» Exercise prompt
Find and copy lines holding "label".

-------- Material for this exercise

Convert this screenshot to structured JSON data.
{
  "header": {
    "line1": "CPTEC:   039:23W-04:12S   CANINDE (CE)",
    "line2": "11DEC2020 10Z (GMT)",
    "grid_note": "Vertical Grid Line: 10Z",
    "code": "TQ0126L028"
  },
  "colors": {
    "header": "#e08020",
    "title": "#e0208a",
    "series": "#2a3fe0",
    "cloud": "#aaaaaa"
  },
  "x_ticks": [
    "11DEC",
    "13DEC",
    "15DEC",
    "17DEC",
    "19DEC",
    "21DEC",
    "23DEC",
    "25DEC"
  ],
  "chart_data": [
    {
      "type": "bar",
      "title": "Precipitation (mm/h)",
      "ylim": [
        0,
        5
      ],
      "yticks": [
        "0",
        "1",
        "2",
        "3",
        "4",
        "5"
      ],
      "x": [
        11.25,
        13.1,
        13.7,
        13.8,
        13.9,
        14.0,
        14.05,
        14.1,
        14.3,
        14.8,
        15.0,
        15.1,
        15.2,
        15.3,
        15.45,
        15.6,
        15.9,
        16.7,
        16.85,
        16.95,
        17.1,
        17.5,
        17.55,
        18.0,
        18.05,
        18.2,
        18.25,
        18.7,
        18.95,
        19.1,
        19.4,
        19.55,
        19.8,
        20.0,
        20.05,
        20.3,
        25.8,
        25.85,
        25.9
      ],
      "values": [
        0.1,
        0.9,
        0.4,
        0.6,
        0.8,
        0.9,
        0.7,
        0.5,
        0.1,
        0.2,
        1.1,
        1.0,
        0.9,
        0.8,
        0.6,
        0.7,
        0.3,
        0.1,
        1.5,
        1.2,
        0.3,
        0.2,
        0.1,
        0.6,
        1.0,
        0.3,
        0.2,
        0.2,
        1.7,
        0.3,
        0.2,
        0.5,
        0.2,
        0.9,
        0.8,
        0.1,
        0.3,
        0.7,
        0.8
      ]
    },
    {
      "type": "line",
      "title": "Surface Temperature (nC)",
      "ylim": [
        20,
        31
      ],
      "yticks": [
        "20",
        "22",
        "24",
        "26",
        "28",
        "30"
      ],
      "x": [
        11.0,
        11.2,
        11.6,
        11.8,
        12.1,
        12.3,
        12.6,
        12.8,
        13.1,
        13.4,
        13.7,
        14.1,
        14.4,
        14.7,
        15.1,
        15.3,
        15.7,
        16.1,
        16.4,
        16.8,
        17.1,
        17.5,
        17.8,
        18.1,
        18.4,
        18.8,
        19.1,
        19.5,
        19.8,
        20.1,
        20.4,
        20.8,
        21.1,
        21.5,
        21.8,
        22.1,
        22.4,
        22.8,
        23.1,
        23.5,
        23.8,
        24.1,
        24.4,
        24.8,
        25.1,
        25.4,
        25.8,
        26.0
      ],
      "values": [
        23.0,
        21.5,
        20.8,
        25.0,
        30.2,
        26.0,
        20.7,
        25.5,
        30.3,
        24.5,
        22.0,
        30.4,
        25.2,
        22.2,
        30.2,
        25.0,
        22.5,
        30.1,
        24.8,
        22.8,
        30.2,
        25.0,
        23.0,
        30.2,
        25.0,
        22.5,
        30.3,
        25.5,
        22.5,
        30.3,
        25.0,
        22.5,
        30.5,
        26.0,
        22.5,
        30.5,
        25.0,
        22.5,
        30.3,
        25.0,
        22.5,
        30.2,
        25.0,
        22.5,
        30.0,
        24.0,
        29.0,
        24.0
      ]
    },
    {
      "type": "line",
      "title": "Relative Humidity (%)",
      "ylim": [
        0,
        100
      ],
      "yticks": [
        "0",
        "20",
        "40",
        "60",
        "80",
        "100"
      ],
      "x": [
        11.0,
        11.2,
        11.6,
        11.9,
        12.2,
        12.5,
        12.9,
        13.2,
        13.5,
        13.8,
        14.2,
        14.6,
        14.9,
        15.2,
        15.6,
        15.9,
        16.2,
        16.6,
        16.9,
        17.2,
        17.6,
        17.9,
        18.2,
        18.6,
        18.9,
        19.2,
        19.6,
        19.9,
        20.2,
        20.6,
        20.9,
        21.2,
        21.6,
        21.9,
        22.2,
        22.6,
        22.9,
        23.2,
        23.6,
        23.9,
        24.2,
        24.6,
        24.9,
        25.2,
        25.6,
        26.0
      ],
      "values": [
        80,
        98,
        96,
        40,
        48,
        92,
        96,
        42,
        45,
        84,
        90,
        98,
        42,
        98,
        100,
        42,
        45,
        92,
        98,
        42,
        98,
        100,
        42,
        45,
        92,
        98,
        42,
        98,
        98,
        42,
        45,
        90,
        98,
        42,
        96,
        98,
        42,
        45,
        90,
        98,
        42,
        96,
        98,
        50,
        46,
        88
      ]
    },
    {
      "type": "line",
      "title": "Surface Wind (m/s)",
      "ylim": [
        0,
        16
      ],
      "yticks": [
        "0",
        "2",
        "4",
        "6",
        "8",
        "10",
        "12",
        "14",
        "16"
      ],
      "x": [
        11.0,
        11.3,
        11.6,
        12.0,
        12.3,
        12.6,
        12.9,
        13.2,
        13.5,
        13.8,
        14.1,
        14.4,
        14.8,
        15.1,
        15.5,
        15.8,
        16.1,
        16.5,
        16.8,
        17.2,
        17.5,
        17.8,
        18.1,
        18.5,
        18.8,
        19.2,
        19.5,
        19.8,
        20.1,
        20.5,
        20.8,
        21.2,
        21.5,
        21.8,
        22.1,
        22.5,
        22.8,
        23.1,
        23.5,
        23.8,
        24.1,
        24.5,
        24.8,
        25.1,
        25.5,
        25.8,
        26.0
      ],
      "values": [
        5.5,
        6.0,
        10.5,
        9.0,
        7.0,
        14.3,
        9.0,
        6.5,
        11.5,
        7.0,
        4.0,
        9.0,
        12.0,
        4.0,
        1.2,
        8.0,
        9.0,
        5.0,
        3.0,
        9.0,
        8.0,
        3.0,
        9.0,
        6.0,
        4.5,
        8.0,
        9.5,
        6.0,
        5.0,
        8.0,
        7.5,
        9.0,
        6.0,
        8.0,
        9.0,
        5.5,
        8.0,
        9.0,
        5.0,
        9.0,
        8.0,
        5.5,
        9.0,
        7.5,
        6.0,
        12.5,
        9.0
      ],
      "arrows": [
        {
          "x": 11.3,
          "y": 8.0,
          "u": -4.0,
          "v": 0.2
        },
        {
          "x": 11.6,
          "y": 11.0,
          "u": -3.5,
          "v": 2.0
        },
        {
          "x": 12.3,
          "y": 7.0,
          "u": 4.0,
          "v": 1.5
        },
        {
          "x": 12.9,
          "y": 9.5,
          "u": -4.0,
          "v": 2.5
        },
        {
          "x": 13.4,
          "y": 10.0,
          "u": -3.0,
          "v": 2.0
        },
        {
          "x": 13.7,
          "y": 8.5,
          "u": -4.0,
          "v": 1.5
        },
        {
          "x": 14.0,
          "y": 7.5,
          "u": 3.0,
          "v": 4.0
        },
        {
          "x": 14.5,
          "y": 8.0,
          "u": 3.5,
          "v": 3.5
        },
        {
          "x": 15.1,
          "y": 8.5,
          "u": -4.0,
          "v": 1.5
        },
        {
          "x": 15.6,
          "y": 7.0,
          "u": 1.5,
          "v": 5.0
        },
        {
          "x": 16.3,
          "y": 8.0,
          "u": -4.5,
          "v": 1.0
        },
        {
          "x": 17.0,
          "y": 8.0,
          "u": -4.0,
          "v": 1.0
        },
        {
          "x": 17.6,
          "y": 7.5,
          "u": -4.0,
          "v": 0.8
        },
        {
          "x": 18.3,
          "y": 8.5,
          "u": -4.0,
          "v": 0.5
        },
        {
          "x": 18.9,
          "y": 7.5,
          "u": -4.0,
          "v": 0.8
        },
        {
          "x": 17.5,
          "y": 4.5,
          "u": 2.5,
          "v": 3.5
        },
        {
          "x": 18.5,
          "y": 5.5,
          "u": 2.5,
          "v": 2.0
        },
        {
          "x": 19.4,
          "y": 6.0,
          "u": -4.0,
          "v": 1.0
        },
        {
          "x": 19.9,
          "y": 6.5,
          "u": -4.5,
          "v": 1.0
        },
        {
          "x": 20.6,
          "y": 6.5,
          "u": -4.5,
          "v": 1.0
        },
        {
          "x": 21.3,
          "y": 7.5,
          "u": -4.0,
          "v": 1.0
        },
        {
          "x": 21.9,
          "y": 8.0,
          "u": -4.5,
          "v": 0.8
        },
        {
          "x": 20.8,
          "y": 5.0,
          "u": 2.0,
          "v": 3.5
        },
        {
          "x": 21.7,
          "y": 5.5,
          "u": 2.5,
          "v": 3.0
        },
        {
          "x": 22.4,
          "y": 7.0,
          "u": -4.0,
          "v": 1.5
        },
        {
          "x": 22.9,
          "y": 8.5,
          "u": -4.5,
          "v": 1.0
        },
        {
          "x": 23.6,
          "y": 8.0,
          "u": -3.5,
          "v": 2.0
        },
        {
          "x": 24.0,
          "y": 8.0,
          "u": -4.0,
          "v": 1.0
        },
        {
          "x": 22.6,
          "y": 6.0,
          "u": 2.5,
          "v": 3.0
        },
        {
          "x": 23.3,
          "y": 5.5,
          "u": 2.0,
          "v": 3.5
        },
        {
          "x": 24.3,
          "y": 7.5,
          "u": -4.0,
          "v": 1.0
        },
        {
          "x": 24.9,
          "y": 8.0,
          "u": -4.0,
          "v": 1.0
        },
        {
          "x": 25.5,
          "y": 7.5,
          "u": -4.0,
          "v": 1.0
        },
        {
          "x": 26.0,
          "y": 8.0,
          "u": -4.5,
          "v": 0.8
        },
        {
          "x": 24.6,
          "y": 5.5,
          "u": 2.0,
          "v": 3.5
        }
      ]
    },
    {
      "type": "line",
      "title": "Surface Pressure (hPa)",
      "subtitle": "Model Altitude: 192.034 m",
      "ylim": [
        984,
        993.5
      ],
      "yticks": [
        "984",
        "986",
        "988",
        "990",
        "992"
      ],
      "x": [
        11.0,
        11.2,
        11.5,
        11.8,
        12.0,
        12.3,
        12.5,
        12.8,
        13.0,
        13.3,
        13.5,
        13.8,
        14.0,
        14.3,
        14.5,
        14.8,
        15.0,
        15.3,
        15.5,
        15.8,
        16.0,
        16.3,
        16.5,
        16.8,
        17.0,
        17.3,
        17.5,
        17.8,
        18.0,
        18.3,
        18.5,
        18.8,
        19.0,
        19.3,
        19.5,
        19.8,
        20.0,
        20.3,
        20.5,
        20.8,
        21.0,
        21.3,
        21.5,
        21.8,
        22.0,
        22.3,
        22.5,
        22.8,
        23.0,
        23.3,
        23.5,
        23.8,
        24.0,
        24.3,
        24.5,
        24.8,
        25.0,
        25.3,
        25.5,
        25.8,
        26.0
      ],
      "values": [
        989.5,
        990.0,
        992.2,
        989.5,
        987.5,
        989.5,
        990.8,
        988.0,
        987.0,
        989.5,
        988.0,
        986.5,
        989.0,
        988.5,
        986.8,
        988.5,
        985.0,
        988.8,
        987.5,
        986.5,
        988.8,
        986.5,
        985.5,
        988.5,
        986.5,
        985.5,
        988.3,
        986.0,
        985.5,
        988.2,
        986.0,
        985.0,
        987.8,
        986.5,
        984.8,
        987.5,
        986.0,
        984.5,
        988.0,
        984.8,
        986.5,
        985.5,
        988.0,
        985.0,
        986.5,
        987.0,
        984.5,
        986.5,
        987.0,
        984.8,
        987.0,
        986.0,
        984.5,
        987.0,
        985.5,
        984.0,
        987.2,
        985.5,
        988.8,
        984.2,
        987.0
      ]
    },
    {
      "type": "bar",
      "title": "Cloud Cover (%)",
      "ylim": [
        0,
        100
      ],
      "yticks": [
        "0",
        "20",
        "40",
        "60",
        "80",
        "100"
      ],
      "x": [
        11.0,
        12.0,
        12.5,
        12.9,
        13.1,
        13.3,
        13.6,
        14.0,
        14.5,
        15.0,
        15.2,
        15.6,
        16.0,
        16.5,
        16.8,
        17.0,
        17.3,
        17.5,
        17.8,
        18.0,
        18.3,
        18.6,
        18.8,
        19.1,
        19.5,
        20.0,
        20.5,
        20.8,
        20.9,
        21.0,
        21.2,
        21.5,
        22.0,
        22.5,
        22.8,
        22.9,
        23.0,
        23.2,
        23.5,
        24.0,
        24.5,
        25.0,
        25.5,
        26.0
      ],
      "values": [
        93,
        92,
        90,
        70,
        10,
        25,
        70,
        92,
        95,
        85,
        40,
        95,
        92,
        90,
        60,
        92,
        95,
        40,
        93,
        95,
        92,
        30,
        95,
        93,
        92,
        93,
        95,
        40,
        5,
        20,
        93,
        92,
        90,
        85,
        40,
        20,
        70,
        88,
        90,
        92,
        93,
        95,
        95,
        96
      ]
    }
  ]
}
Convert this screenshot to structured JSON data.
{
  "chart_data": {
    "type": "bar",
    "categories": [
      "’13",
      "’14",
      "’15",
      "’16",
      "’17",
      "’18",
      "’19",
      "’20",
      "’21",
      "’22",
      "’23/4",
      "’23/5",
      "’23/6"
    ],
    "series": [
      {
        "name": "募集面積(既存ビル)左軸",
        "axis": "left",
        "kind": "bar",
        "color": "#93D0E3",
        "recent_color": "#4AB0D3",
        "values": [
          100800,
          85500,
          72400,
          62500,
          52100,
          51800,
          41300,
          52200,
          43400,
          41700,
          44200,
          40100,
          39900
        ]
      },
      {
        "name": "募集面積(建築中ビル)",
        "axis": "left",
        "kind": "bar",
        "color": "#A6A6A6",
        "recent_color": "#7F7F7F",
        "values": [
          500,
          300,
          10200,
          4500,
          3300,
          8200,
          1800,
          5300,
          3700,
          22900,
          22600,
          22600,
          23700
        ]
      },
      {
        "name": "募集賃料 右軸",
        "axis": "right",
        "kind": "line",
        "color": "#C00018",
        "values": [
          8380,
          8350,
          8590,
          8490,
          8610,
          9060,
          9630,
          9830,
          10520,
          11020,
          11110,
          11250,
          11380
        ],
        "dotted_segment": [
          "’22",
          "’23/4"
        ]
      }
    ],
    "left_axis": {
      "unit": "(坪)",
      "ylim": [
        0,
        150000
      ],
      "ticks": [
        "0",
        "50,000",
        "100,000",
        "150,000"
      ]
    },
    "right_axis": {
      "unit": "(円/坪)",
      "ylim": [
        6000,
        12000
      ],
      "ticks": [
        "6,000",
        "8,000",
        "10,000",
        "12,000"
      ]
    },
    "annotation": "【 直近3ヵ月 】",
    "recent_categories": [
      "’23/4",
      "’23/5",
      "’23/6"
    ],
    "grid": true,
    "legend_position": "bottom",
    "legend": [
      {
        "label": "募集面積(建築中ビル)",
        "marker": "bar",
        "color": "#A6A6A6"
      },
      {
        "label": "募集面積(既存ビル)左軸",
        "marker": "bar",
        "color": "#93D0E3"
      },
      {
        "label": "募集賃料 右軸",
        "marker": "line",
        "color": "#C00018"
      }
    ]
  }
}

----------------

» Written response
        "label": "募集面積(建築中ビル)",
        "label": "募集面積(既存ビル)左軸",
        "label": "募集賃料 右軸",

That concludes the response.